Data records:
• • • • • • •
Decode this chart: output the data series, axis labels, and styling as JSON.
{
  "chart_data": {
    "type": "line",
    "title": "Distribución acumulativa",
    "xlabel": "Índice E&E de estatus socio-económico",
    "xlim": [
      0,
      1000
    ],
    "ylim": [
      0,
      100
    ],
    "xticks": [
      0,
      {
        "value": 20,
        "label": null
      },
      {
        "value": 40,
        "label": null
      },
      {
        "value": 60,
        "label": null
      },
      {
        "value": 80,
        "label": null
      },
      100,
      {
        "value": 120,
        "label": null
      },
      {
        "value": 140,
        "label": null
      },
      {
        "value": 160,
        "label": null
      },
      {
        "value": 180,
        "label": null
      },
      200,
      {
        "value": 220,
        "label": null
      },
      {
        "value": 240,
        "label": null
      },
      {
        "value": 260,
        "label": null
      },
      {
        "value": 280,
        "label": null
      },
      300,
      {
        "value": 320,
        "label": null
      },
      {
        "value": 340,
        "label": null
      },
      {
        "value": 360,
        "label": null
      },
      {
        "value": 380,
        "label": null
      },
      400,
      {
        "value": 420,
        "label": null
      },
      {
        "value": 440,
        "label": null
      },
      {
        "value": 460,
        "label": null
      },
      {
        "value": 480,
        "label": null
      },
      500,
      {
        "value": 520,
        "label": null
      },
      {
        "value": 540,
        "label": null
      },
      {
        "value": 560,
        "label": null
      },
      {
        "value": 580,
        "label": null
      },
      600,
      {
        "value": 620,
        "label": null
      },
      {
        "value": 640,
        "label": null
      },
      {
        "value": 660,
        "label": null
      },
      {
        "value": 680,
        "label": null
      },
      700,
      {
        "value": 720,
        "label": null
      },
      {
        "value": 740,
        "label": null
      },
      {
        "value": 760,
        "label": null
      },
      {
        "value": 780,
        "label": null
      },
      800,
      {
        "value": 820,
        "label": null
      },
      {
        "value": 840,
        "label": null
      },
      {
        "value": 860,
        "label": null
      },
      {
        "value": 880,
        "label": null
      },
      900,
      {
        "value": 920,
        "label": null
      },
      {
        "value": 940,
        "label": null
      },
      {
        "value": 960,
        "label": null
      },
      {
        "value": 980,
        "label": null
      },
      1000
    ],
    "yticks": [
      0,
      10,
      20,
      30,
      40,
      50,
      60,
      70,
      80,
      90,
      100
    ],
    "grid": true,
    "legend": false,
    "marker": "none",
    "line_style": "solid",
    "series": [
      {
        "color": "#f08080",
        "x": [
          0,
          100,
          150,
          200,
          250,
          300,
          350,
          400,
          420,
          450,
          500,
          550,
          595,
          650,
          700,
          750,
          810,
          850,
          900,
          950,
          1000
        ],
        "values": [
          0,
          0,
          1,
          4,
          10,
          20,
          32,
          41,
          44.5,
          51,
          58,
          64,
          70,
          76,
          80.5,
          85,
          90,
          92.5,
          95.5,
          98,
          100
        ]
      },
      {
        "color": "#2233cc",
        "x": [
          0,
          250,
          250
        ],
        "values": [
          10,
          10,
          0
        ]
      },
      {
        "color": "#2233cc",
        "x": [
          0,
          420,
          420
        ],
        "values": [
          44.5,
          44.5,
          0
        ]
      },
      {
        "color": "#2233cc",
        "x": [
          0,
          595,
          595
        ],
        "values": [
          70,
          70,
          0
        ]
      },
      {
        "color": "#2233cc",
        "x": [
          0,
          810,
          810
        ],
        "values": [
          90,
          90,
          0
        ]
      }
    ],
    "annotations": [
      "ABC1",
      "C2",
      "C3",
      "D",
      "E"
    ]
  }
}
• • • • • • •
▶ SET EXERCISE:
Set down the entries above again, word for word.

▶ ANSWER:
Decode this chart: output the data series, axis labels, and styling as JSON.
{
  "chart_data": {
    "type": "line",
    "title": "Distribución acumulativa",
    "xlabel": "Índice E&E de estatus socio-económico",
    "xlim": [
      0,
      1000
    ],
    "ylim": [
      0,
      100
    ],
    "xticks": [
      0,
      {
        "value": 20,
        "label": null
      },
      {
        "value": 40,
        "label": null
      },
      {
        "value": 60,
        "label": null
      },
      {
        "value": 80,
        "label": null
      },
      100,
      {
        "value": 120,
        "label": null
      },
      {
        "value": 140,
        "label": null
      },
      {
        "value": 160,
        "label": null
      },
      {
        "value": 180,
        "label": null
      },
      200,
      {
        "value": 220,
        "label": null
      },
      {
        "value": 240,
        "label": null
      },
      {
        "value": 260,
        "label": null
      },
      {
        "value": 280,
        "label": null
      },
      300,
      {
        "value": 320,
        "label": null
      },
      {
        "value": 340,
        "label": null
      },
      {
        "value": 360,
        "label": null
      },
      {
        "value": 380,
        "label": null
      },
      400,
      {
        "value": 420,
        "label": null
      },
      {
        "value": 440,
        "label": null
      },
      {
        "value": 460,
        "label": null
      },
      {
        "value": 480,
        "label": null
      },
      500,
      {
        "value": 520,
        "label": null
      },
      {
        "value": 540,
        "label": null
      },
      {
        "value": 560,
        "label": null
      },
      {
        "value": 580,
        "label": null
      },
      600,
      {
        "value": 620,
        "label": null
      },
      {
        "value": 640,
        "label": null
      },
      {
        "value": 660,
        "label": null
      },
      {
        "value": 680,
        "label": null
      },
      700,
      {
        "value": 720,
        "label": null
      },
      {
        "value": 740,
        "label": null
      },
      {
        "value": 760,
        "label": null
      },
      {
        "value": 780,
        "label": null
      },
      800,
      {
        "value": 820,
        "label": null
      },
      {
        "value": 840,
        "label": null
      },
      {
        "value": 860,
        "label": null
      },
      {
        "value": 880,
        "label": null
      },
      900,
      {
        "value": 920,
        "label": null
      },
      {
        "value": 940,
        "label": null
      },
      {
        "value": 960,
        "label": null
      },
      {
        "value": 980,
        "label": null
      },
      1000
    ],
    "yticks": [
      0,
      10,
      20,
      30,
      40,
      50,
      60,
      70,
      80,
      90,
      100
    ],
    "grid": true,
    "legend": false,
    "marker": "none",
    "line_style": "solid",
    "series": [
      {
        "color": "#f08080",
        "x": [
          0,
          100,
          150,
          200,
          250,
          300,
          350,
          400,
          420,
          450,
          500,
          550,
          595,
          650,
          700,
          750,
          810,
          850,
          900,
          950,
          1000
        ],
        "values": [
          0,
          0,
          1,
          4,
          10,
          20,
          32,
          41,
          44.5,
          51,
          58,
          64,
          70,
          76,
          80.5,
          85,
          90,
          92.5,
          95.5,
          98,
          100
        ]
      },
      {
        "color": "#2233cc",
        "x": [
          0,
          250,
          250
        ],
        "values": [
          10,
          10,
          0
        ]
      },
      {
        "color": "#2233cc",
        "x": [
          0,
          420,
          420
        ],
        "values": [
          44.5,
          44.5,
          0
        ]
      },
      {
        "color": "#2233cc",
        "x": [
          0,
          595,
          595
        ],
        "values": [
          70,
          70,
          0
        ]
      },
      {
        "color": "#2233cc",
        "x": [
          0,
          810,
          810
        ],
        "values": [
          90,
          90,
          0
        ]
      }
    ],
    "annotations": [
      "ABC1",
      "C2",
      "C3",
      "D",
      "E"
    ]
  }
}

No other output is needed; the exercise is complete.